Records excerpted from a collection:
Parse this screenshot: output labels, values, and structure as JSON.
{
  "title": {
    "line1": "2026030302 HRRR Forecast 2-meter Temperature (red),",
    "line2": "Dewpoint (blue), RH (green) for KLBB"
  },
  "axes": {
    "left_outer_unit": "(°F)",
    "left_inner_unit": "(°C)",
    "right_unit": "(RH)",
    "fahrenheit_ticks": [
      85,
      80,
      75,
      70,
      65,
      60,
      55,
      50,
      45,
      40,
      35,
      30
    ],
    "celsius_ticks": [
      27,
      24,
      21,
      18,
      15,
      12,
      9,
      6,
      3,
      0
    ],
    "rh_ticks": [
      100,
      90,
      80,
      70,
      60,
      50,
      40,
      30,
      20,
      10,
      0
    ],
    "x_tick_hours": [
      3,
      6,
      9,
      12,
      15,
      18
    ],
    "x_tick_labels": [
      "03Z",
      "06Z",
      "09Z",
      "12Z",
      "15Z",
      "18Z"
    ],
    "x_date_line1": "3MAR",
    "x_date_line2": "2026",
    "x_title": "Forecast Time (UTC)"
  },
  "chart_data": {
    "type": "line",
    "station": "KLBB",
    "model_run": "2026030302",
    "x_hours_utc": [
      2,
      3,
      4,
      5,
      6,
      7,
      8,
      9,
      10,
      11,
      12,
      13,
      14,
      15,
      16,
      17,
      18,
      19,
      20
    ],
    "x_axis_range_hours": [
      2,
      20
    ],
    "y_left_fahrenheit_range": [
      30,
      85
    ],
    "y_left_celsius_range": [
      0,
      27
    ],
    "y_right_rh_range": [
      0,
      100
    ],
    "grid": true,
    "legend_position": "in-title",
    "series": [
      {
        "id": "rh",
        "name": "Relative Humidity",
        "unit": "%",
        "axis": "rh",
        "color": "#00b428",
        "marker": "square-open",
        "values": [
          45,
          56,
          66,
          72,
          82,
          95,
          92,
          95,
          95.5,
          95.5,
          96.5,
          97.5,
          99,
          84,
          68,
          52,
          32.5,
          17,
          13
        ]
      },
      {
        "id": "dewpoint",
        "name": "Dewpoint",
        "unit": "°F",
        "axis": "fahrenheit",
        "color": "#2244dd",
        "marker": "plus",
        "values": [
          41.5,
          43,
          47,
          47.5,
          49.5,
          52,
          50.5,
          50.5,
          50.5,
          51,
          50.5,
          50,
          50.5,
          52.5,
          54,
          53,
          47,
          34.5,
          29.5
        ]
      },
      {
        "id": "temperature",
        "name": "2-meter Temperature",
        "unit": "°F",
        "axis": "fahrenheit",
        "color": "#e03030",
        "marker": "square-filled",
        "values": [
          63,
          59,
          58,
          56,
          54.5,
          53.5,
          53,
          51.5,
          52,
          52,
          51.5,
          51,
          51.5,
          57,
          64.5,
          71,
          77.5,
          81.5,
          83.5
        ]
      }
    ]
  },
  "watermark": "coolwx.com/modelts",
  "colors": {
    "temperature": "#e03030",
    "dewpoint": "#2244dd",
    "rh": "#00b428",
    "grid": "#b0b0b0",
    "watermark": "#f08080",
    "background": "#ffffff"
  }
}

§ Written exercise: Each record above should be repeated exactly as it appears.

§ Exercise output:
Parse this screenshot: output labels, values, and structure as JSON.
{
  "title": {
    "line1": "2026030302 HRRR Forecast 2-meter Temperature (red),",
    "line2": "Dewpoint (blue), RH (green) for KLBB"
  },
  "axes": {
    "left_outer_unit": "(°F)",
    "left_inner_unit": "(°C)",
    "right_unit": "(RH)",
    "fahrenheit_ticks": [
      85,
      80,
      75,
      70,
      65,
      60,
      55,
      50,
      45,
      40,
      35,
      30
    ],
    "celsius_ticks": [
      27,
      24,
      21,
      18,
      15,
      12,
      9,
      6,
      3,
      0
    ],
    "rh_ticks": [
      100,
      90,
      80,
      70,
      60,
      50,
      40,
      30,
      20,
      10,
      0
    ],
    "x_tick_hours": [
      3,
      6,
      9,
      12,
      15,
      18
    ],
    "x_tick_labels": [
      "03Z",
      "06Z",
      "09Z",
      "12Z",
      "15Z",
      "18Z"
    ],
    "x_date_line1": "3MAR",
    "x_date_line2": "2026",
    "x_title": "Forecast Time (UTC)"
  },
  "chart_data": {
    "type": "line",
    "station": "KLBB",
    "model_run": "2026030302",
    "x_hours_utc": [
      2,
      3,
      4,
      5,
      6,
      7,
      8,
      9,
      10,
      11,
      12,
      13,
      14,
      15,
      16,
      17,
      18,
      19,
      20
    ],
    "x_axis_range_hours": [
      2,
      20
    ],
    "y_left_fahrenheit_range": [
      30,
      85
    ],
    "y_left_celsius_range": [
      0,
      27
    ],
    "y_right_rh_range": [
      0,
      100
    ],
    "grid": true,
    "legend_position": "in-title",
    "series": [
      {
        "id": "rh",
        "name": "Relative Humidity",
        "unit": "%",
        "axis": "rh",
        "color": "#00b428",
        "marker": "square-open",
        "values": [
          45,
          56,
          66,
          72,
          82,
          95,
          92,
          95,
          95.5,
          95.5,
          96.5,
          97.5,
          99,
          84,
          68,
          52,
          32.5,
          17,
          13
        ]
      },
      {
        "id": "dewpoint",
        "name": "Dewpoint",
        "unit": "°F",
        "axis": "fahrenheit",
        "color": "#2244dd",
        "marker": "plus",
        "values": [
          41.5,
          43,
          47,
          47.5,
          49.5,
          52,
          50.5,
          50.5,
          50.5,
          51,
          50.5,
          50,
          50.5,
          52.5,
          54,
          53,
          47,
          34.5,
          29.5
        ]
      },
      {
        "id": "temperature",
        "name": "2-meter Temperature",
        "unit": "°F",
        "axis": "fahrenheit",
        "color": "#e03030",
        "marker": "square-filled",
        "values": [
          63,
          59,
          58,
          56,
          54.5,
          53.5,
          53,
          51.5,
          52,
          52,
          51.5,
          51,
          51.5,
          57,
          64.5,
          71,
          77.5,
          81.5,
          83.5
        ]
      }
    ]
  },
  "watermark": "coolwx.com/modelts",
  "colors": {
    "temperature": "#e03030",
    "dewpoint": "#2244dd",
    "rh": "#00b428",
    "grid": "#b0b0b0",
    "watermark": "#f08080",
    "background": "#ffffff"
  }
}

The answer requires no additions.